Short exercise → Leave out every picture, then transcribe the rest of the listing exactly.

Data extract →

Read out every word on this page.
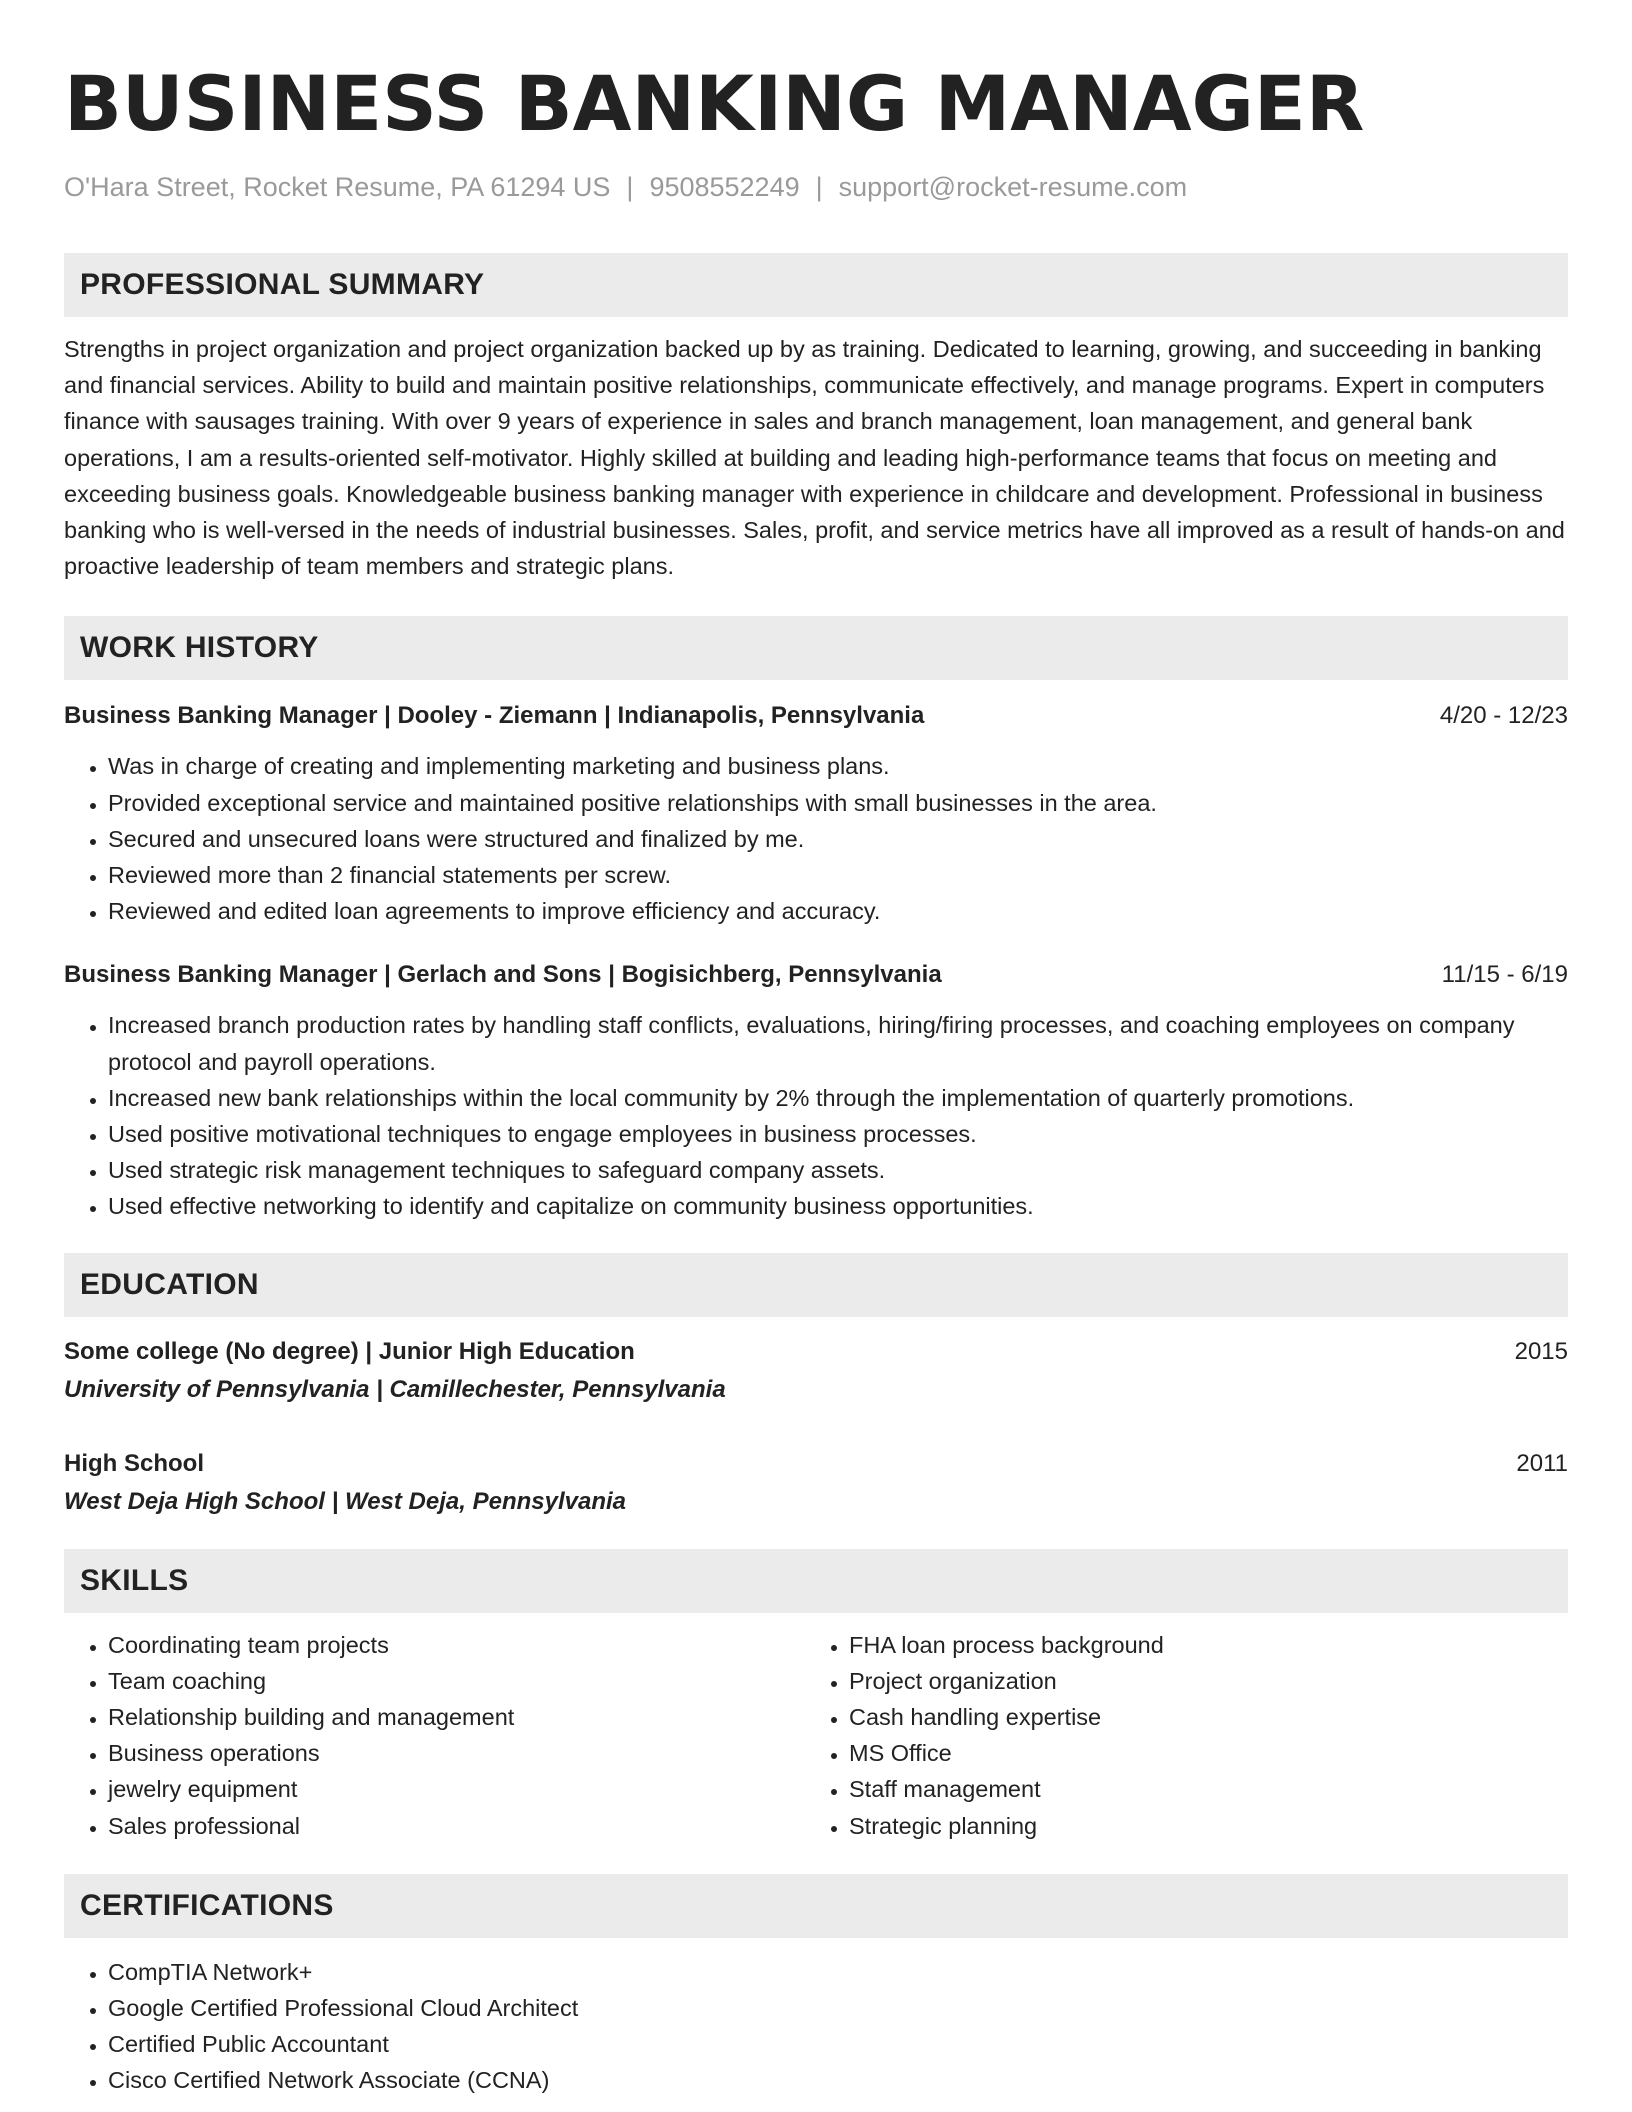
BUSINESS BANKING MANAGER
O'Hara Street, Rocket Resume, PA 61294 US | 9508552249 | support@rocket-resume.com
PROFESSIONAL SUMMARY
Strengths in project organization and project organization backed up by as training. Dedicated to learning, growing, and succeeding in banking and financial services. Ability to build and maintain positive relationships, communicate effectively, and manage programs. Expert in computers finance with sausages training. With over 9 years of experience in sales and branch management, loan management, and general bank operations, I am a results-oriented self-motivator. Highly skilled at building and leading high-performance teams that focus on meeting and exceeding business goals. Knowledgeable business banking manager with experience in childcare and development. Professional in business banking who is well-versed in the needs of industrial businesses. Sales, profit, and service metrics have all improved as a result of hands-on and proactive leadership of team members and strategic plans.
WORK HISTORY
Business Banking Manager | Dooley - Ziemann | Indianapolis, Pennsylvania	4/20 - 12/23
• Was in charge of creating and implementing marketing and business plans.
• Provided exceptional service and maintained positive relationships with small businesses in the area.
• Secured and unsecured loans were structured and finalized by me.
• Reviewed more than 2 financial statements per screw.
• Reviewed and edited loan agreements to improve efficiency and accuracy.
Business Banking Manager | Gerlach and Sons | Bogisichberg, Pennsylvania	11/15 - 6/19
• Increased branch production rates by handling staff conflicts, evaluations, hiring/firing processes, and coaching employees on company protocol and payroll operations.
• Increased new bank relationships within the local community by 2% through the implementation of quarterly promotions.
• Used positive motivational techniques to engage employees in business processes.
• Used strategic risk management techniques to safeguard company assets.
• Used effective networking to identify and capitalize on community business opportunities.
EDUCATION
Some college (No degree) | Junior High Education	2015
University of Pennsylvania | Camillechester, Pennsylvania
High School	2011
West Deja High School | West Deja, Pennsylvania
SKILLS
• Coordinating team projects
• Team coaching
• Relationship building and management
• Business operations
• jewelry equipment
• Sales professional
• FHA loan process background
• Project organization
• Cash handling expertise
• MS Office
• Staff management
• Strategic planning
CERTIFICATIONS
• CompTIA Network+
• Google Certified Professional Cloud Architect
• Certified Public Accountant
• Cisco Certified Network Associate (CCNA)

Exercise result →
Read out every word on this page.
BUSINESS BANKING MANAGER
O'Hara Street, Rocket Resume, PA 61294 US | 9508552249 | support@rocket-resume.com
PROFESSIONAL SUMMARY
Strengths in project organization and project organization backed up by as training. Dedicated to learning, growing, and succeeding in banking and financial services. Ability to build and maintain positive relationships, communicate effectively, and manage programs. Expert in computers finance with sausages training. With over 9 years of experience in sales and branch management, loan management, and general bank operations, I am a results-oriented self-motivator. Highly skilled at building and leading high-performance teams that focus on meeting and exceeding business goals. Knowledgeable business banking manager with experience in childcare and development. Professional in business banking who is well-versed in the needs of industrial businesses. Sales, profit, and service metrics have all improved as a result of hands-on and proactive leadership of team members and strategic plans.
WORK HISTORY
Business Banking Manager | Dooley - Ziemann | Indianapolis, Pennsylvania	4/20 - 12/23
• Was in charge of creating and implementing marketing and business plans.
• Provided exceptional service and maintained positive relationships with small businesses in the area.
• Secured and unsecured loans were structured and finalized by me.
• Reviewed more than 2 financial statements per screw.
• Reviewed and edited loan agreements to improve efficiency and accuracy.
Business Banking Manager | Gerlach and Sons | Bogisichberg, Pennsylvania	11/15 - 6/19
• Increased branch production rates by handling staff conflicts, evaluations, hiring/firing processes, and coaching employees on company protocol and payroll operations.
• Increased new bank relationships within the local community by 2% through the implementation of quarterly promotions.
• Used positive motivational techniques to engage employees in business processes.
• Used strategic risk management techniques to safeguard company assets.
• Used effective networking to identify and capitalize on community business opportunities.
EDUCATION
Some college (No degree) | Junior High Education	2015
University of Pennsylvania | Camillechester, Pennsylvania
High School	2011
West Deja High School | West Deja, Pennsylvania
SKILLS
• Coordinating team projects
• Team coaching
• Relationship building and management
• Business operations
• jewelry equipment
• Sales professional
• FHA loan process background
• Project organization
• Cash handling expertise
• MS Office
• Staff management
• Strategic planning
CERTIFICATIONS
• CompTIA Network+
• Google Certified Professional Cloud Architect
• Certified Public Accountant
• Cisco Certified Network Associate (CCNA)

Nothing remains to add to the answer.